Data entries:
----
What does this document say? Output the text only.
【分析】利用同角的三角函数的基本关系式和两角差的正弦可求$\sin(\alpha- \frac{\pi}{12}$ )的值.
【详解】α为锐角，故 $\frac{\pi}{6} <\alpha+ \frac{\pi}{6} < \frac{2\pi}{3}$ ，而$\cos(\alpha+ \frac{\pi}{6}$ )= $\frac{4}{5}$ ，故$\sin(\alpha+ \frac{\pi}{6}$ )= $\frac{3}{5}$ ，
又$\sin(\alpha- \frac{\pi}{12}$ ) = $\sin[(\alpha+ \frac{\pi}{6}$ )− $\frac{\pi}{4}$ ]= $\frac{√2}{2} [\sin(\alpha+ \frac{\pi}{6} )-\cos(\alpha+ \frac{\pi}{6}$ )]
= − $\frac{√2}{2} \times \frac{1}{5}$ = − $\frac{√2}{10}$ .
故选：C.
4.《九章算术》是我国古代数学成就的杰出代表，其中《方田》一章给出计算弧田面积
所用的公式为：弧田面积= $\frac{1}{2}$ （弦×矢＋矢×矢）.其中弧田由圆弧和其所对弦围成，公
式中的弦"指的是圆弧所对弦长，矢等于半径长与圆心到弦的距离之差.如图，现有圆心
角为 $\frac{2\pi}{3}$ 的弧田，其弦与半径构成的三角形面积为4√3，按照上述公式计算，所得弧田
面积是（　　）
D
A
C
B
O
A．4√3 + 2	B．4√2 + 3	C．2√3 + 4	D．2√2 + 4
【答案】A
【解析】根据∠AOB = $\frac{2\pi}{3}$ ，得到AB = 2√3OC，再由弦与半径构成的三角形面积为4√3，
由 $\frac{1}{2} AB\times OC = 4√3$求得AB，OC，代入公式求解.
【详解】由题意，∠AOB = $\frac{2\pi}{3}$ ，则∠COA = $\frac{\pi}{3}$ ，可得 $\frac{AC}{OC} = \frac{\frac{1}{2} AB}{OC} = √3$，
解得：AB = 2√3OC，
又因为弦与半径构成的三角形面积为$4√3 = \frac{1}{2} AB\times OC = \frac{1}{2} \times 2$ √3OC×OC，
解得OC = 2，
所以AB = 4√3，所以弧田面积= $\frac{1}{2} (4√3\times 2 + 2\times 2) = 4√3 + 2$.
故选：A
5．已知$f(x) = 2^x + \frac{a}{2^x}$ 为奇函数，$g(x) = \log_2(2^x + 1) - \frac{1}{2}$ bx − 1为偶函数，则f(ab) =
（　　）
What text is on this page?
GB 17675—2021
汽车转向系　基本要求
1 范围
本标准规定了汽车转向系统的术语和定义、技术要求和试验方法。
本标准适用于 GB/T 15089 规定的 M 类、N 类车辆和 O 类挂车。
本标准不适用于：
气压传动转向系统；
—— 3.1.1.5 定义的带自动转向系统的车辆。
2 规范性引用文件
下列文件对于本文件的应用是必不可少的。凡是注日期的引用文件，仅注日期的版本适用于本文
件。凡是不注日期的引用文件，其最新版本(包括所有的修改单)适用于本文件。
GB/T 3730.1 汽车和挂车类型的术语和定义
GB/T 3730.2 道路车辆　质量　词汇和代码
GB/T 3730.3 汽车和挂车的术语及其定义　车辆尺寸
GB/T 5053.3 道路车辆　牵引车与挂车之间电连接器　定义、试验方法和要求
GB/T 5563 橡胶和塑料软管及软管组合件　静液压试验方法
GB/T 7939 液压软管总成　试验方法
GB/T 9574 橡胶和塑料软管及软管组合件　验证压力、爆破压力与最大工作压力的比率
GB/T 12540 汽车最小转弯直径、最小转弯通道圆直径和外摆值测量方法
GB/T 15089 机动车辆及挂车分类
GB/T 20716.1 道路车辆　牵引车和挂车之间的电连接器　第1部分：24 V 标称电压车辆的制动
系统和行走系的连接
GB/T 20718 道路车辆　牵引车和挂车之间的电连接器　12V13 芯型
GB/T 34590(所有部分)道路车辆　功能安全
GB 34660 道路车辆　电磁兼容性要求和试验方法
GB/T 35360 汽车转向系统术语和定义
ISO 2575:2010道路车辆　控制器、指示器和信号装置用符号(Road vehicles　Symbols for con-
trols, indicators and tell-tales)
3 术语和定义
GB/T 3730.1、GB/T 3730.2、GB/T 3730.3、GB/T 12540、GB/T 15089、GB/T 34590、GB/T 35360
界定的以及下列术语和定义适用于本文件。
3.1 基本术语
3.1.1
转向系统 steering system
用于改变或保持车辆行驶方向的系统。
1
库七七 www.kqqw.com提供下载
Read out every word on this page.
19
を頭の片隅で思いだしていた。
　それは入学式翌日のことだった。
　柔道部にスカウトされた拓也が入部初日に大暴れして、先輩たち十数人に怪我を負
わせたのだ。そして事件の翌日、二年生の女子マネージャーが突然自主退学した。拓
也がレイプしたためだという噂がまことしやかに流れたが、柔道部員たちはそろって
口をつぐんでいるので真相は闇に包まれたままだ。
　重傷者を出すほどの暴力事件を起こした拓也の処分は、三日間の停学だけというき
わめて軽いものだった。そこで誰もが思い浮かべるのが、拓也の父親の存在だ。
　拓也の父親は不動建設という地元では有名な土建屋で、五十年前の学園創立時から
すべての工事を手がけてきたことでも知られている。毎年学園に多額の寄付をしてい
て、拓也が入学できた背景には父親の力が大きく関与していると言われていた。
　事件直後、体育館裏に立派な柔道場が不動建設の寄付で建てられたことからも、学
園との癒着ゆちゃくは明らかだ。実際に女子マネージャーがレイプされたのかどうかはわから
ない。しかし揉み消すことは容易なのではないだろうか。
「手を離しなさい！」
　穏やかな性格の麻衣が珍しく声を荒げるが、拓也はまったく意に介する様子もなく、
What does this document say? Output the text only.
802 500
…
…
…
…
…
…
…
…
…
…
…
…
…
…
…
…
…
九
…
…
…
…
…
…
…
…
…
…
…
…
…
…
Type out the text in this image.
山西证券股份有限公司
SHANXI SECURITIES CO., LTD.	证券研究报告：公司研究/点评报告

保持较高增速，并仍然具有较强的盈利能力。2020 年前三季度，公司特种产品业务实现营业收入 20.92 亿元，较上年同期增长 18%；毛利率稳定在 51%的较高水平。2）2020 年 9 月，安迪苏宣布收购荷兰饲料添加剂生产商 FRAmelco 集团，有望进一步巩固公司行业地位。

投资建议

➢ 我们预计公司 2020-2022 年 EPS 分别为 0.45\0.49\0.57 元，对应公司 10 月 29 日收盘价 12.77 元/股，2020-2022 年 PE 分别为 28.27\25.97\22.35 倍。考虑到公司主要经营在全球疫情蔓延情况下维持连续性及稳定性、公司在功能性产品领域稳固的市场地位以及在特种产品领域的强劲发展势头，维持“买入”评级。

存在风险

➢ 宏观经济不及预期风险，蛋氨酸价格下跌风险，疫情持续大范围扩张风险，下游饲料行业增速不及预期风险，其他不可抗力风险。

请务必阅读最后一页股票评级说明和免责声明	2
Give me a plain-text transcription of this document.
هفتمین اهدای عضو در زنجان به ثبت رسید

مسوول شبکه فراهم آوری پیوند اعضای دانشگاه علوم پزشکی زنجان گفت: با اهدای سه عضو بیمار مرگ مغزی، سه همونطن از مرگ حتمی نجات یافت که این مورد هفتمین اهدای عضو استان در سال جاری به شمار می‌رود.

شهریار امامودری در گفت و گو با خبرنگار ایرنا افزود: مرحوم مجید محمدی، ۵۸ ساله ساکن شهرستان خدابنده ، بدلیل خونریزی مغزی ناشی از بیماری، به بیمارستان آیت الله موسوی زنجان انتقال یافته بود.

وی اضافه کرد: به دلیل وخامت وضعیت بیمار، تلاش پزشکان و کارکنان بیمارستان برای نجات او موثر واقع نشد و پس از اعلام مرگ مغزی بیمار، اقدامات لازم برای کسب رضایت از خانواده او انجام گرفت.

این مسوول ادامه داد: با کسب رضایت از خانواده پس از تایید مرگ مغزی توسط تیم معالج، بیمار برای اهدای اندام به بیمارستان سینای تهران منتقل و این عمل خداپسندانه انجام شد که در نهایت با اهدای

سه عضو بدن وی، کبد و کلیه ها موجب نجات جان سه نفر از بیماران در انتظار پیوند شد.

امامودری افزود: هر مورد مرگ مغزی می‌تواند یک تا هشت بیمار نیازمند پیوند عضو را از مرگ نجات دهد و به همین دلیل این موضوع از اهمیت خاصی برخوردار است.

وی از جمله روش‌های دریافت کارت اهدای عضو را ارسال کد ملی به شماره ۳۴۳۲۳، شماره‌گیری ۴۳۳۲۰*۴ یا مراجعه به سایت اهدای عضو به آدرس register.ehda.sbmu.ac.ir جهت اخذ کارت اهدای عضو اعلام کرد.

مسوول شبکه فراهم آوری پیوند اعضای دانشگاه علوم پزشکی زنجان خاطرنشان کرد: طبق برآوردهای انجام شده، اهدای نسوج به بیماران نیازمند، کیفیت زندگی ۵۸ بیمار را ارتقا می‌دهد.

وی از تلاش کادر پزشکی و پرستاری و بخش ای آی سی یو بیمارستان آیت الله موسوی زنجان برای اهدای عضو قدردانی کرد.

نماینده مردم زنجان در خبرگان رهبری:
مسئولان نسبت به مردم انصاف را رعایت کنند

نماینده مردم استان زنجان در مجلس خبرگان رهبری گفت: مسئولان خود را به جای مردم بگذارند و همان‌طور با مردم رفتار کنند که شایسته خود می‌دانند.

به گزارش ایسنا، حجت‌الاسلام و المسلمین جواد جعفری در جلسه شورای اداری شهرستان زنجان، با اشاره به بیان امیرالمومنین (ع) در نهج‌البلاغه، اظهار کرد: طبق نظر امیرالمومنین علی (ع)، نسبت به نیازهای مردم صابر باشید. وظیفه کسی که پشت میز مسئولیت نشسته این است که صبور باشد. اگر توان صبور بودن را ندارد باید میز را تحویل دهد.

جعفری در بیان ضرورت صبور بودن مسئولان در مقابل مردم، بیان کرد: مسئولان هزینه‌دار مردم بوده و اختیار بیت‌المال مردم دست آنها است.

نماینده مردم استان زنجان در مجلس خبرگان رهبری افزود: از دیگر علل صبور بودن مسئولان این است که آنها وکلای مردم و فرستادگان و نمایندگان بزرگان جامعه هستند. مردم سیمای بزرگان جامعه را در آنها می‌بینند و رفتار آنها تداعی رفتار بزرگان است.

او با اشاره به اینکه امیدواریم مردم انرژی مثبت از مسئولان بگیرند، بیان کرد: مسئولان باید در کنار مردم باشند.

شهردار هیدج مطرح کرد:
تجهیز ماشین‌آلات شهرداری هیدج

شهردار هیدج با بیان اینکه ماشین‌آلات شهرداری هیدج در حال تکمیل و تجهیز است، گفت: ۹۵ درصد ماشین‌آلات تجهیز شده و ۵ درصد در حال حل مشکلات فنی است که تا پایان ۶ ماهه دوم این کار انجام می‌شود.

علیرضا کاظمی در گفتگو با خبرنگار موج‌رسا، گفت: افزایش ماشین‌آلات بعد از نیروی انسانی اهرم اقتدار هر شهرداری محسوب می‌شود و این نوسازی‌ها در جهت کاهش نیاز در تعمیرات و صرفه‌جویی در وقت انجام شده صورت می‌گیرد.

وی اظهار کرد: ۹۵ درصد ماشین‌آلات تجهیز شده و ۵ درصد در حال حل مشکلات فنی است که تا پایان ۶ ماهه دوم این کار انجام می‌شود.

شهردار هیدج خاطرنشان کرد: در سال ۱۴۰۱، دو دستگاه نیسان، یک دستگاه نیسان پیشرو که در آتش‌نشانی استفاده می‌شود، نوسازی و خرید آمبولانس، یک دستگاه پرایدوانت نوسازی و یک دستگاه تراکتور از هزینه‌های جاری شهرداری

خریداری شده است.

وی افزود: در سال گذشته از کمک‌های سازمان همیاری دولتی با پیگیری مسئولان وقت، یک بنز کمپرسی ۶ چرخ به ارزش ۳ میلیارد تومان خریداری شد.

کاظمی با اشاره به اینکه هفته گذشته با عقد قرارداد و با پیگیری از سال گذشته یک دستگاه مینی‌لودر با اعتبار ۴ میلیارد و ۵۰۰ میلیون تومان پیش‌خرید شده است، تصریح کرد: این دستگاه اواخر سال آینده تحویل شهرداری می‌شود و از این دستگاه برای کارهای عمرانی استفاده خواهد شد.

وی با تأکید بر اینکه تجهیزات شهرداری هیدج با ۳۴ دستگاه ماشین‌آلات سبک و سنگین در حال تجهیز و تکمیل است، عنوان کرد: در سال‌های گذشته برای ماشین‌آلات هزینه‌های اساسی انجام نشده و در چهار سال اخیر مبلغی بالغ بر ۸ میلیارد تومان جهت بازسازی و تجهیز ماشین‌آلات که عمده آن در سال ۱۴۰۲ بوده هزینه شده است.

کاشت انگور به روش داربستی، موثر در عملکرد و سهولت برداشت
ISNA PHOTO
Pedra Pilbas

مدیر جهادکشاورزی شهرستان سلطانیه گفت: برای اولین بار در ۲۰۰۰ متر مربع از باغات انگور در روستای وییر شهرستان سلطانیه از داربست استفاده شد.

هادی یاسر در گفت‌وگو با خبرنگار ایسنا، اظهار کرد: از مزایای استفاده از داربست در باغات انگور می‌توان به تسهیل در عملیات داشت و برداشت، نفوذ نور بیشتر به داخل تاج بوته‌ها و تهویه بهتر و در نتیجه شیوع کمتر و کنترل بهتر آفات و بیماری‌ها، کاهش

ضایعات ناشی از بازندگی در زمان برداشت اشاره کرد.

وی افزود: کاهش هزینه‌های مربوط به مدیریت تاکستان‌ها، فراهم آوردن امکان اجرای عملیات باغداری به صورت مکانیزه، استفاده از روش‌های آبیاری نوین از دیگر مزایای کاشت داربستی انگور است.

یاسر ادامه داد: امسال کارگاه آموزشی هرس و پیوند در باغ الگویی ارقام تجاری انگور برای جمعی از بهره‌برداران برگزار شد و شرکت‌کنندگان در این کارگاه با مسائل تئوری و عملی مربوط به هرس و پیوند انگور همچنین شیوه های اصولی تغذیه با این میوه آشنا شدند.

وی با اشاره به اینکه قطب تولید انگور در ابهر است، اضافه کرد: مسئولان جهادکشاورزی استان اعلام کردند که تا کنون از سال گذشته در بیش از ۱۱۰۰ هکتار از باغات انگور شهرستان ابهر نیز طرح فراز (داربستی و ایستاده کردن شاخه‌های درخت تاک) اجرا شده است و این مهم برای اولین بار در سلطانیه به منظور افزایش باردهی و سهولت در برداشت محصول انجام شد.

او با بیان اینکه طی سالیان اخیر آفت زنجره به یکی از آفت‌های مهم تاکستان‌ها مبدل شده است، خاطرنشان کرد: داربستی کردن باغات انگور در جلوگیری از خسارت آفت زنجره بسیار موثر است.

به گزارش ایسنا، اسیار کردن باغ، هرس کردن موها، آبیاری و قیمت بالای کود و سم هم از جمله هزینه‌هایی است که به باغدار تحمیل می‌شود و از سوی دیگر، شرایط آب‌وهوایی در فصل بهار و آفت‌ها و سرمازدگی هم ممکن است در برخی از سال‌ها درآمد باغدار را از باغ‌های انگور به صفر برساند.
----
**WORK TO DO**
Copy each line of the preceding data that contains the string "الله".

**REPLY**
شهریار امامودری در گفت و گو با خبرنگار ایرنا افزود: مرحوم مجید محمدی، ۵۸ ساله ساکن شهرستان خدابنده ، بدلیل خونریزی مغزی ناشی از بیماری، به بیمارستان آیت الله موسوی زنجان انتقال یافته بود.
وی از تلاش کادر پزشکی و پرستاری و بخش ای آی سی یو بیمارستان آیت الله موسوی زنجان برای اهدای عضو قدردانی کرد.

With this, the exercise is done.